PROBLEM TO SOLVE - Each record must be retyped in full. No character may differ.

»»

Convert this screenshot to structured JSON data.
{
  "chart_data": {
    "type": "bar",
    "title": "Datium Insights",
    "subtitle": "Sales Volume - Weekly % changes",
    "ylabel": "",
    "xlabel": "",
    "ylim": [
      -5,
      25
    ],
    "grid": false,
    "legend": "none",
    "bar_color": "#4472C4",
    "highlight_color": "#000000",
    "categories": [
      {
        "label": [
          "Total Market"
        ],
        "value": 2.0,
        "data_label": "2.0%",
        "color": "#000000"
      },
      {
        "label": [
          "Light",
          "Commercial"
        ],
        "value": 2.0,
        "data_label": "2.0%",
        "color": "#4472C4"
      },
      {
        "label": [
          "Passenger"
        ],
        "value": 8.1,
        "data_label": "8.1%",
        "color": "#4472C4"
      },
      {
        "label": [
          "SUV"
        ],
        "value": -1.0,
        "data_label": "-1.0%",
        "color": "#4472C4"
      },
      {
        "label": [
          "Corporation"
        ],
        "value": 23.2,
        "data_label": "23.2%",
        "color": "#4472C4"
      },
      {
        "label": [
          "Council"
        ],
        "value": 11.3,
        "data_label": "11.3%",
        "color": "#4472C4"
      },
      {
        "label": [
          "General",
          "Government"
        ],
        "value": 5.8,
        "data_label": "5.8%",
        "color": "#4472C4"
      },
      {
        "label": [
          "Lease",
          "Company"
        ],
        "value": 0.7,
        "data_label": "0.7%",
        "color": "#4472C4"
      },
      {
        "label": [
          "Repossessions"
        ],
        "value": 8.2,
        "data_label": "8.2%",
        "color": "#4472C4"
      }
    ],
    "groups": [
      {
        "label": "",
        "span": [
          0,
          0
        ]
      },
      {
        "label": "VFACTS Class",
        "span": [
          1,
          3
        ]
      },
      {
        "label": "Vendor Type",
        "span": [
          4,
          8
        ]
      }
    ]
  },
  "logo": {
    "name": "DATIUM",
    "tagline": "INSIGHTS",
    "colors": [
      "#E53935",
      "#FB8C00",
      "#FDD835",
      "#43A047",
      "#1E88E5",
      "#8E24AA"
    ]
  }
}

««

TASK OUTPUT -
Convert this screenshot to structured JSON data.
{
  "chart_data": {
    "type": "bar",
    "title": "Datium Insights",
    "subtitle": "Sales Volume - Weekly % changes",
    "ylabel": "",
    "xlabel": "",
    "ylim": [
      -5,
      25
    ],
    "grid": false,
    "legend": "none",
    "bar_color": "#4472C4",
    "highlight_color": "#000000",
    "categories": [
      {
        "label": [
          "Total Market"
        ],
        "value": 2.0,
        "data_label": "2.0%",
        "color": "#000000"
      },
      {
        "label": [
          "Light",
          "Commercial"
        ],
        "value": 2.0,
        "data_label": "2.0%",
        "color": "#4472C4"
      },
      {
        "label": [
          "Passenger"
        ],
        "value": 8.1,
        "data_label": "8.1%",
        "color": "#4472C4"
      },
      {
        "label": [
          "SUV"
        ],
        "value": -1.0,
        "data_label": "-1.0%",
        "color": "#4472C4"
      },
      {
        "label": [
          "Corporation"
        ],
        "value": 23.2,
        "data_label": "23.2%",
        "color": "#4472C4"
      },
      {
        "label": [
          "Council"
        ],
        "value": 11.3,
        "data_label": "11.3%",
        "color": "#4472C4"
      },
      {
        "label": [
          "General",
          "Government"
        ],
        "value": 5.8,
        "data_label": "5.8%",
        "color": "#4472C4"
      },
      {
        "label": [
          "Lease",
          "Company"
        ],
        "value": 0.7,
        "data_label": "0.7%",
        "color": "#4472C4"
      },
      {
        "label": [
          "Repossessions"
        ],
        "value": 8.2,
        "data_label": "8.2%",
        "color": "#4472C4"
      }
    ],
    "groups": [
      {
        "label": "",
        "span": [
          0,
          0
        ]
      },
      {
        "label": "VFACTS Class",
        "span": [
          1,
          3
        ]
      },
      {
        "label": "Vendor Type",
        "span": [
          4,
          8
        ]
      }
    ]
  },
  "logo": {
    "name": "DATIUM",
    "tagline": "INSIGHTS",
    "colors": [
      "#E53935",
      "#FB8C00",
      "#FDD835",
      "#43A047",
      "#1E88E5",
      "#8E24AA"
    ]
  }
}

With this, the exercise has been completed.